Dataset entries:
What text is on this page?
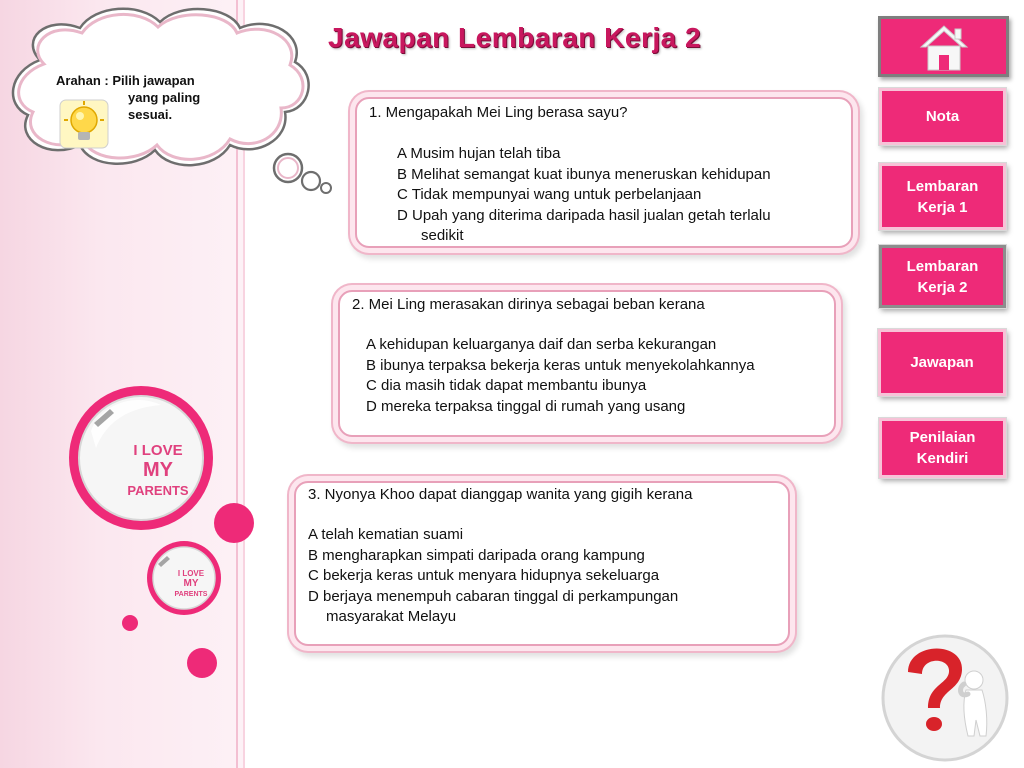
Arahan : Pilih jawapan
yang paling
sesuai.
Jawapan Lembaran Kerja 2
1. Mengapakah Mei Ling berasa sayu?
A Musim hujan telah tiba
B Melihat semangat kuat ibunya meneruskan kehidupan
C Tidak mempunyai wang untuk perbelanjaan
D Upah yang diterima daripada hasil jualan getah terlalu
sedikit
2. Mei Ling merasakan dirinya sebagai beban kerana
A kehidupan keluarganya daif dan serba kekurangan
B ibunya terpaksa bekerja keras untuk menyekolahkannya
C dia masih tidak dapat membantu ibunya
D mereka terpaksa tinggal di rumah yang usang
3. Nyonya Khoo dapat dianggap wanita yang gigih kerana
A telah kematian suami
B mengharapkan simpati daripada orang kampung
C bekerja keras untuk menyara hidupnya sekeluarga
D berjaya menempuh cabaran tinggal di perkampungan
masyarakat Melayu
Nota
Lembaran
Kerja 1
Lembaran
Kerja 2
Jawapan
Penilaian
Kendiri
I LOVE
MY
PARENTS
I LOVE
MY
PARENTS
---
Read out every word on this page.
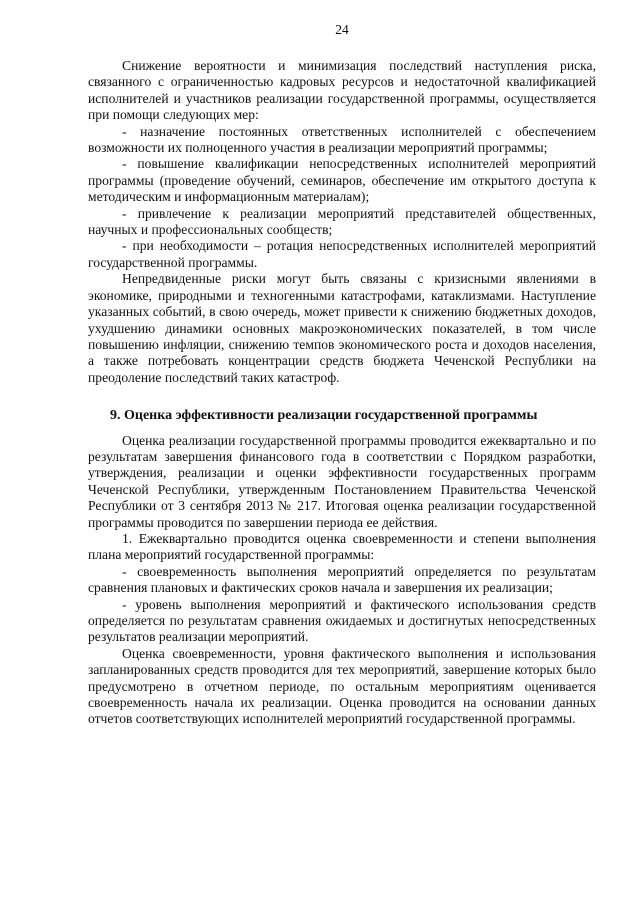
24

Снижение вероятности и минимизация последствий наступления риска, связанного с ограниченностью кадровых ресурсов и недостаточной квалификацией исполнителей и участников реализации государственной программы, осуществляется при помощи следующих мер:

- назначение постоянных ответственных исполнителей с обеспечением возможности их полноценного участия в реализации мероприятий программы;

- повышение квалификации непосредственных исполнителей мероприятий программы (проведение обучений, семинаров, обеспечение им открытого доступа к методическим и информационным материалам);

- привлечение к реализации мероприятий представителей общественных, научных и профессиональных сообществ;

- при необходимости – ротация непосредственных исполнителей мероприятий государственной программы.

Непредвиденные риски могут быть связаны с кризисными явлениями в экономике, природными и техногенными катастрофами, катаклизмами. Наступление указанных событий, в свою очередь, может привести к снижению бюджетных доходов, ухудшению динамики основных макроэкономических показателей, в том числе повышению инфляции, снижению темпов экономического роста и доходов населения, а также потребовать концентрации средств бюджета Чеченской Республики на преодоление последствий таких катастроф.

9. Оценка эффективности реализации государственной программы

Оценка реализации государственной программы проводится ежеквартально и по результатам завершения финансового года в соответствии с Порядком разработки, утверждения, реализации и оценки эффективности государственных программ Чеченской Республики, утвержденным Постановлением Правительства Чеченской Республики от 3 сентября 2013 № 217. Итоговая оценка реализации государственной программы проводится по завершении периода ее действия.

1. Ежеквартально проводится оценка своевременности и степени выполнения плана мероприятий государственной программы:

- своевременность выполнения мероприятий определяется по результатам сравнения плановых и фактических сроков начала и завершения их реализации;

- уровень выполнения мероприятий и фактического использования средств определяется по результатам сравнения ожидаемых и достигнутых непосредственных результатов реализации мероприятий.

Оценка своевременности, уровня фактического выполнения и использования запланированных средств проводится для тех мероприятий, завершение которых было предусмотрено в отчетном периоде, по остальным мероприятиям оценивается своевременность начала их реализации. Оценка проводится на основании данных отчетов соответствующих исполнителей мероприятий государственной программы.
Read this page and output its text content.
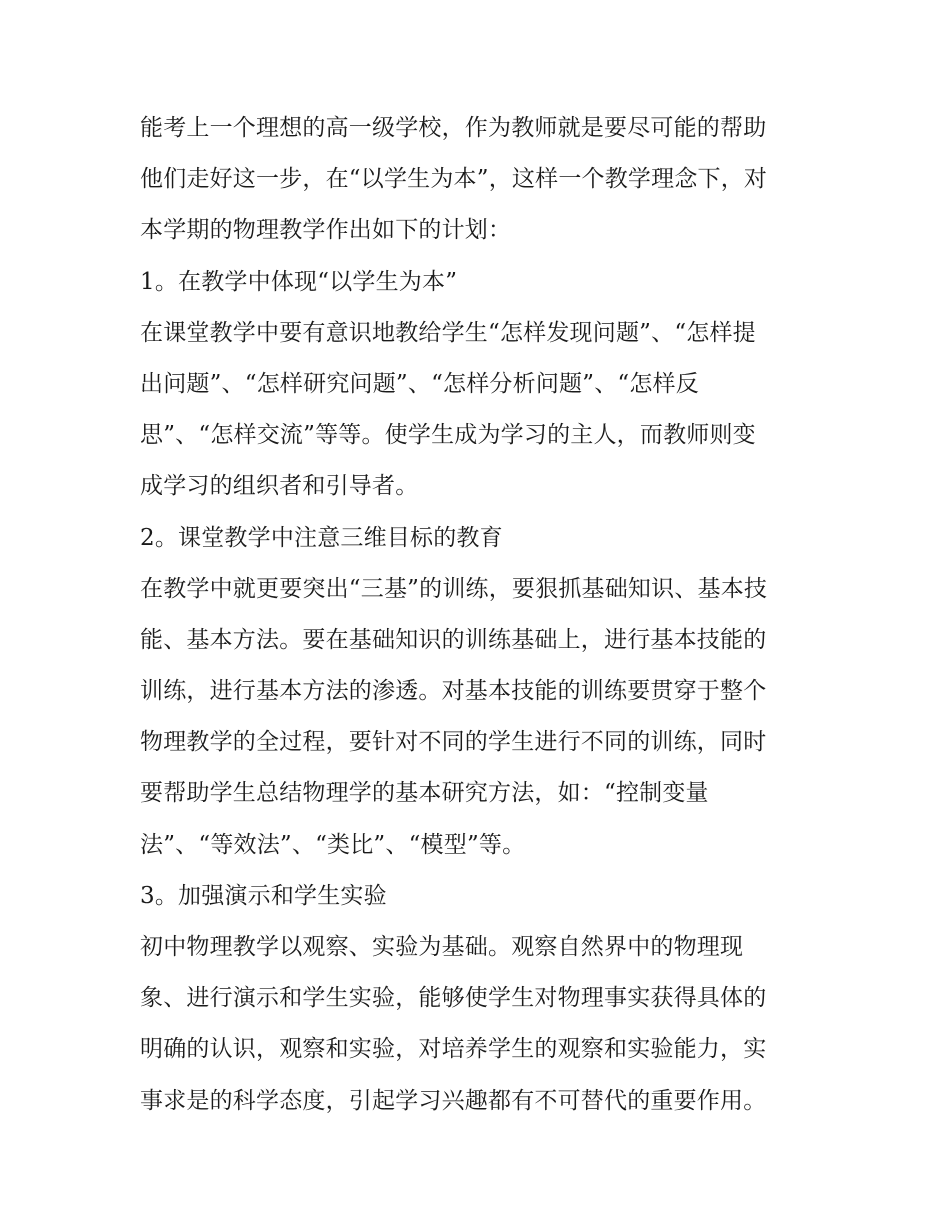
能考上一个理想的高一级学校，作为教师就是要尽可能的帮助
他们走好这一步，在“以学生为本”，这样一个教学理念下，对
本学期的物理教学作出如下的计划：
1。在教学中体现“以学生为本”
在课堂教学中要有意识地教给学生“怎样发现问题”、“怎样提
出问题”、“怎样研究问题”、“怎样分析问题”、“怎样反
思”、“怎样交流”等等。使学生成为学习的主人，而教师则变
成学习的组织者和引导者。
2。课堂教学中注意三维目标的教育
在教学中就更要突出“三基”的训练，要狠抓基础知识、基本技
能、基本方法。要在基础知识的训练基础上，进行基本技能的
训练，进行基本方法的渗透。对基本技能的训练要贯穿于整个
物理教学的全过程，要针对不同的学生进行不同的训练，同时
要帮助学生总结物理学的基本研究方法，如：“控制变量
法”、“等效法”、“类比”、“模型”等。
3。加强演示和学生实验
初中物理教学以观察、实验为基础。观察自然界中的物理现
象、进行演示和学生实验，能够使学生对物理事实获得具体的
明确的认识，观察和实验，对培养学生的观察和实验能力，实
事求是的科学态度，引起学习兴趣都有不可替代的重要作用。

PROBLEM REQUIREMENTS: Every line of the listing that holds "以学生为本" should be found and copied.

REPLY:
他们走好这一步，在“以学生为本”，这样一个教学理念下，对
1。在教学中体现“以学生为本”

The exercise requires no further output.